The Kirit Parikh Committee has favoured continuing the existing pricing principles for controlled petroleum products with the counsel that their prices be made market determined in 2-3 years.
The expert group suggested that trade parity pricing formula for diesel be retained with an increase in its retail price by Rs 4 per litre “immediately” and the remaining subsidy recovered from consumers through a monthly price hike of Re 1 per litre.
The existing trade parity pricing, it recommended, be continued until diesel price is market based. “The import to export parity ratio (in the trade parity) may be reviewed and revised on annual basis based on the actual export ratio of diesel by the Indian refineries, excluding exports by refineries in the special economic zones,” it said.
The finance ministry has been demanding that diesel pricing be changed to export parity from the existing trade parity, where the 2.5 per cent customs duty is added on to 80 per cent of the sales volume and charged from customers even though it is not paid to the government.
Under export parity, the customs duty would not be charged on the entire volume thus bringing down the under-recovery calculations by state-run oil marketing companies.
The panel has also declined finance ministry’s demand for doing away with import parity pricing of kerosene and LPG.
“Government should take steps to partially pass on the impact to consumers and move towards making the price of diesel market-determined immediately and of PDS kerosene and domestic LPG in a timeframe of about three years,” it said.
Using this as the basis, the expert group recommended that price of PDS kerosene be increased by “at least Rs 2 per litre now and another Rs 2 per litre from April 2014 and thereafter revise its price in line with the growth in per capita agriculture GDP”.

==*==

#### [Exercise task 1]
Repeat the entries word for word, from the first line of the entries through the line containing "condition-line: RG=0.25Ω (362, 80, 425, 98)".

#### [Task material]
==*==

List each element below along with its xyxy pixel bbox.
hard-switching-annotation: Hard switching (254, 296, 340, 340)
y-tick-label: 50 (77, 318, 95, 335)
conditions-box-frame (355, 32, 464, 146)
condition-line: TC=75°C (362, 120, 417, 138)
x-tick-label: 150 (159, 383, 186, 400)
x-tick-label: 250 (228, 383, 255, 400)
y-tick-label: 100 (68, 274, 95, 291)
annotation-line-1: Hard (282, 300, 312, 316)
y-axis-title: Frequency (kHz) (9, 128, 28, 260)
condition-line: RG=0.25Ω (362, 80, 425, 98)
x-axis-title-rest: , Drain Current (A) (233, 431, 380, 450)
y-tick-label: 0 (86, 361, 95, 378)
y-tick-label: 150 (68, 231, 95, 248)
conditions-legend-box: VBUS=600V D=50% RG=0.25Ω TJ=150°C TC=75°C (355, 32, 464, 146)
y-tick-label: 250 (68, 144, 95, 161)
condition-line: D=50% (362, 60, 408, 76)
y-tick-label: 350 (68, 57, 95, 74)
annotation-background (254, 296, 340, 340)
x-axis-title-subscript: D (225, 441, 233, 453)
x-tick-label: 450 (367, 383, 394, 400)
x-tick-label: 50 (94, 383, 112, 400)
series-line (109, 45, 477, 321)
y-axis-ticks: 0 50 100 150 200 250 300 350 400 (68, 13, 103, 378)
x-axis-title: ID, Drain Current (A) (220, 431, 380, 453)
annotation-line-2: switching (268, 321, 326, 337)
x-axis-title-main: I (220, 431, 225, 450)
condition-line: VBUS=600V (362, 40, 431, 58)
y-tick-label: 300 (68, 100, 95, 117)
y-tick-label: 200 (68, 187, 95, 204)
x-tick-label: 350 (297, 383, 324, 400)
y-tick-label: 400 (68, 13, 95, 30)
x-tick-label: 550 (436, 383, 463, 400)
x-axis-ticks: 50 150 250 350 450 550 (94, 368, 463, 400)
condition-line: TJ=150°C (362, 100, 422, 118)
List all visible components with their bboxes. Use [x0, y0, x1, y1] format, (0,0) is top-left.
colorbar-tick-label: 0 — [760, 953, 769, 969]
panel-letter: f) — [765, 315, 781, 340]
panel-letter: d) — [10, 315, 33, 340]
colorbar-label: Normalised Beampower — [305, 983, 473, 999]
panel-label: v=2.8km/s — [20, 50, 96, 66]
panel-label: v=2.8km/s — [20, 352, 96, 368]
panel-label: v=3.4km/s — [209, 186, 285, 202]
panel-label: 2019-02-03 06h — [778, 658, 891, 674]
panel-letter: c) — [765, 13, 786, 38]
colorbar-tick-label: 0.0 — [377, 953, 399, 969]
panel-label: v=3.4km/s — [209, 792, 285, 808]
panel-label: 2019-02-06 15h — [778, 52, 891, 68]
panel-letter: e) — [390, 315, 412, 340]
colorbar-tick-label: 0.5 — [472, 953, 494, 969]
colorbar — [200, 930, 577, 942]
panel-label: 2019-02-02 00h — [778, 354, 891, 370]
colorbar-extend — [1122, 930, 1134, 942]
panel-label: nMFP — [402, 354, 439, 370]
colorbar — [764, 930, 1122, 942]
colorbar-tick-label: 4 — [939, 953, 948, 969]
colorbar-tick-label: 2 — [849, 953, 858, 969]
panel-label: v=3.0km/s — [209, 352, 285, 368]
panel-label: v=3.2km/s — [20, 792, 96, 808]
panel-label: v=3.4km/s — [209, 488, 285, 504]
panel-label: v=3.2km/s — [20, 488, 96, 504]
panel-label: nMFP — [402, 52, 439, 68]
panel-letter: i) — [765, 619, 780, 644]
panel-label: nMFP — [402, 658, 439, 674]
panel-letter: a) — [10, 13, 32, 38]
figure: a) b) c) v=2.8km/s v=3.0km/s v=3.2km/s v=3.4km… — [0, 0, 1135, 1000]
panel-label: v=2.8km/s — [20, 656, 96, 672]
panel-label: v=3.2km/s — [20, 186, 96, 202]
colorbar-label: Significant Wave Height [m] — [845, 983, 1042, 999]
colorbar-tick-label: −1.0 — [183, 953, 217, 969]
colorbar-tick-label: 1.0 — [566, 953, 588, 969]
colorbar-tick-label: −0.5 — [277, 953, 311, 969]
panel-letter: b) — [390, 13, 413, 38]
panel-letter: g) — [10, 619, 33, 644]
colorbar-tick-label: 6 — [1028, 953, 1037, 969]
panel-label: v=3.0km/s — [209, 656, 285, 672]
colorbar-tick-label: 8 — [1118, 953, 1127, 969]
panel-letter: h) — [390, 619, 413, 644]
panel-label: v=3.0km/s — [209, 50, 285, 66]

==*==

#### [Exercise task 2]
Rewrite the stretch of the petroleum pricing text from "The Kirit Parikh" through "1 per litre.", changing "expert group" to "advisory panel".

#### [Exercise result 1]
List each element below along with its xyxy pixel bbox.
hard-switching-annotation: Hard switching (254, 296, 340, 340)
y-tick-label: 50 (77, 318, 95, 335)
conditions-box-frame (355, 32, 464, 146)
condition-line: TC=75°C (362, 120, 417, 138)
x-tick-label: 150 (159, 383, 186, 400)
x-tick-label: 250 (228, 383, 255, 400)
y-tick-label: 100 (68, 274, 95, 291)
annotation-line-1: Hard (282, 300, 312, 316)
y-axis-title: Frequency (kHz) (9, 128, 28, 260)
condition-line: RG=0.25Ω (362, 80, 425, 98)

#### [Exercise result 2]
The Kirit Parikh Committee has favoured continuing the existing pricing principles for controlled petroleum products with the counsel that their prices be made market determined in 2-3 years.
The advisory panel suggested that trade parity pricing formula for diesel be retained with an increase in its retail price by Rs 4 per litre “immediately” and the remaining subsidy recovered from consumers through a monthly price hike of Re 1 per litre.